*GOAL OF THE EXERCISE:*
Lines that hold the word "cout" should be located and copied.

*DATASET EXTRACT:*

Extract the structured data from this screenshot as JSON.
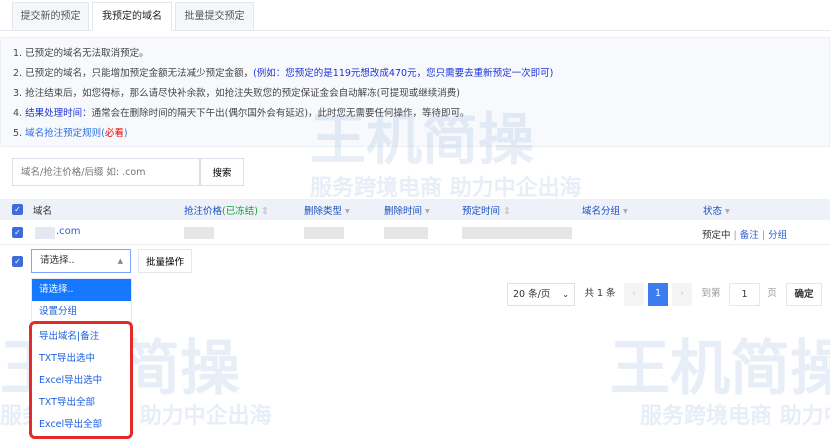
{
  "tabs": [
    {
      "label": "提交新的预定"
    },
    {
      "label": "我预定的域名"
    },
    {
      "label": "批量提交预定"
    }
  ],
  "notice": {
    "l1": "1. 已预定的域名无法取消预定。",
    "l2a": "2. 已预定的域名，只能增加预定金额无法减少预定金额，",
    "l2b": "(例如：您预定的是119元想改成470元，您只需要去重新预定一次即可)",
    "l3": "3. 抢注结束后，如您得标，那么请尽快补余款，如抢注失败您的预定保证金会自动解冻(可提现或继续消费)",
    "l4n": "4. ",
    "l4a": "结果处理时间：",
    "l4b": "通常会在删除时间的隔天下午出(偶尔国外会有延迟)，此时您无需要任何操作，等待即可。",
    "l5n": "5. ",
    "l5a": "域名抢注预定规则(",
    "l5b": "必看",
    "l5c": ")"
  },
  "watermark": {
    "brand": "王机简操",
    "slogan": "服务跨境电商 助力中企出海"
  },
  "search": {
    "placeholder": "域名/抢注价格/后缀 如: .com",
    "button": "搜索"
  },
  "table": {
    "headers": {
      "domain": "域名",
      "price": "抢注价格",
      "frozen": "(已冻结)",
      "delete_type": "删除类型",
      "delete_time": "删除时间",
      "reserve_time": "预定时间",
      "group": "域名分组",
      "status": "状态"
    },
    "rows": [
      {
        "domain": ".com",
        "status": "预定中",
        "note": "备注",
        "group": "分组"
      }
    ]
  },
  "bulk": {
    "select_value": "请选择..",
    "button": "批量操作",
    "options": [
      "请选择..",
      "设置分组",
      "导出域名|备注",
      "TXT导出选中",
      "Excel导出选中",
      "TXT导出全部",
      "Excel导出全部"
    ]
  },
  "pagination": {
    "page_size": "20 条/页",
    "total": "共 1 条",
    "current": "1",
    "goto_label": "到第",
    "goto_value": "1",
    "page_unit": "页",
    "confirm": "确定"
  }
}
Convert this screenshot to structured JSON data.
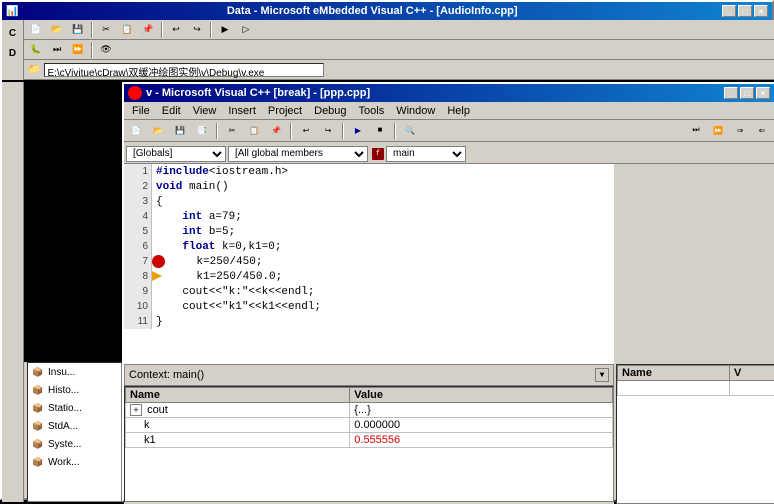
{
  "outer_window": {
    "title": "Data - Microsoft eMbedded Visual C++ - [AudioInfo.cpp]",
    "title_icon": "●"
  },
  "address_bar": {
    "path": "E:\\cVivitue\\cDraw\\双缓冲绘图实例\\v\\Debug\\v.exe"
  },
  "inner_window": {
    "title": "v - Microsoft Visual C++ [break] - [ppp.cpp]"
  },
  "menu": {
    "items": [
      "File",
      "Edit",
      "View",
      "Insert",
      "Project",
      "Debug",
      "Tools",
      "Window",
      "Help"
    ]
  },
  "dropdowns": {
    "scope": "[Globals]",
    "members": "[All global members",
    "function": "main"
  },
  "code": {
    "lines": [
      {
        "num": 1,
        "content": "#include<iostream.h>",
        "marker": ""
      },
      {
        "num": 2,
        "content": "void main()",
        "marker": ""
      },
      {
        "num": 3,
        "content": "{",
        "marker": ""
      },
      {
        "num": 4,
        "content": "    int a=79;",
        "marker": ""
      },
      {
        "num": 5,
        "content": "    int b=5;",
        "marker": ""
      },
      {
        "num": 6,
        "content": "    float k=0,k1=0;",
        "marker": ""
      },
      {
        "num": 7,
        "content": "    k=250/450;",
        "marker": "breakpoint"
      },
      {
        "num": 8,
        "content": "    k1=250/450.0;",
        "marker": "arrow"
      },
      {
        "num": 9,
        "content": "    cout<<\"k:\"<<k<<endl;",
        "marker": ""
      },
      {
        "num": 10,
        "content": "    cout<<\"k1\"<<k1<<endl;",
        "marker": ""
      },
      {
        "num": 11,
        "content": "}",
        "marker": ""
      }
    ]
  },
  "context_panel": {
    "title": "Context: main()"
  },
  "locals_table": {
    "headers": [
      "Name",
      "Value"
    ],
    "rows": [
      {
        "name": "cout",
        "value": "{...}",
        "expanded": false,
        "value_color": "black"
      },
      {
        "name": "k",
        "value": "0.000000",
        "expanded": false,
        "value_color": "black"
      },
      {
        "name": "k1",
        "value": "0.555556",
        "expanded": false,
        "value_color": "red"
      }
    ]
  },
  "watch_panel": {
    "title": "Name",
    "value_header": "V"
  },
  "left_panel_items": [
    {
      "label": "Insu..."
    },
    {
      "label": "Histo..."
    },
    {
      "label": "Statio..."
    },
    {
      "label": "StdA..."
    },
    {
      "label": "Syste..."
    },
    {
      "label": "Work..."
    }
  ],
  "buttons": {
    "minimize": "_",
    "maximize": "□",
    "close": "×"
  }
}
...
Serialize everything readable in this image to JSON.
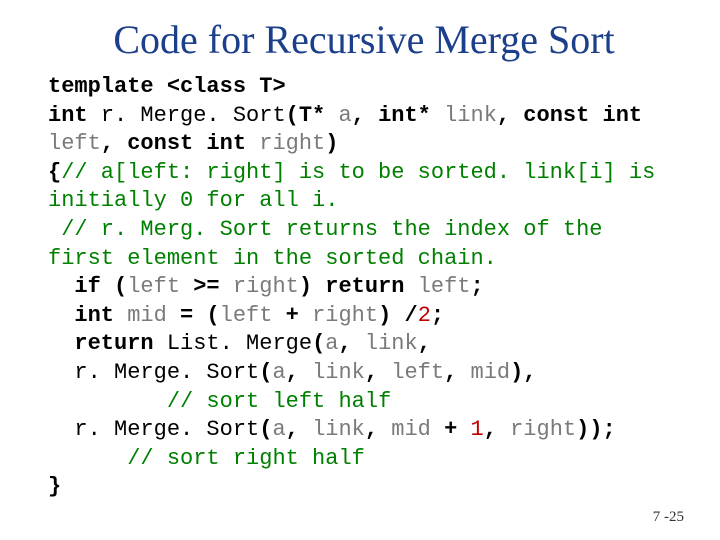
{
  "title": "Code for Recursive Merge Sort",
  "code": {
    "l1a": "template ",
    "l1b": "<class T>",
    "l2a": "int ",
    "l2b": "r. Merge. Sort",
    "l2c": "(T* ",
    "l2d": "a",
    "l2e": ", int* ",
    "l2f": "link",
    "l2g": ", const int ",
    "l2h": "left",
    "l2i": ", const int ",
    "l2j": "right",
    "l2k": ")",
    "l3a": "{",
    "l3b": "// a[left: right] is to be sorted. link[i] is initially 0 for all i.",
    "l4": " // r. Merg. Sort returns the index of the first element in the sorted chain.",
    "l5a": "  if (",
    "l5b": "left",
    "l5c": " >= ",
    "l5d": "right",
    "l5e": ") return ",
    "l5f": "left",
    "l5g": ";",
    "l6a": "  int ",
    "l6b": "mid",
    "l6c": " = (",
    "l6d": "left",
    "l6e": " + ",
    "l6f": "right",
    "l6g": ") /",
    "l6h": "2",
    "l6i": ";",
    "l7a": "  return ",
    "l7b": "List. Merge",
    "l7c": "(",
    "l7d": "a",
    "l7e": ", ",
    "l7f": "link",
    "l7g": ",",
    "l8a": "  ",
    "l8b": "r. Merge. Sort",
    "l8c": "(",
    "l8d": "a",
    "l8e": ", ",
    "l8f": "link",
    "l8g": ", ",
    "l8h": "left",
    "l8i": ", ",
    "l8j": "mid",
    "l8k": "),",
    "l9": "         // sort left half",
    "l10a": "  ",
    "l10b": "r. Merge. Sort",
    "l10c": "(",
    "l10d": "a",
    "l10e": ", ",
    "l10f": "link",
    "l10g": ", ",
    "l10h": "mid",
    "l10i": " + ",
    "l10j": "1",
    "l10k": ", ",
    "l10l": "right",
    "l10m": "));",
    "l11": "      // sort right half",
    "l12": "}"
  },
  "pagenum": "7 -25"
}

*RESULT FOR THIS TASK:*
        "content": "    cout<<\"k:\"<<k<<endl;",
        "content": "    cout<<\"k1\"<<k1<<endl;",
        "name": "cout",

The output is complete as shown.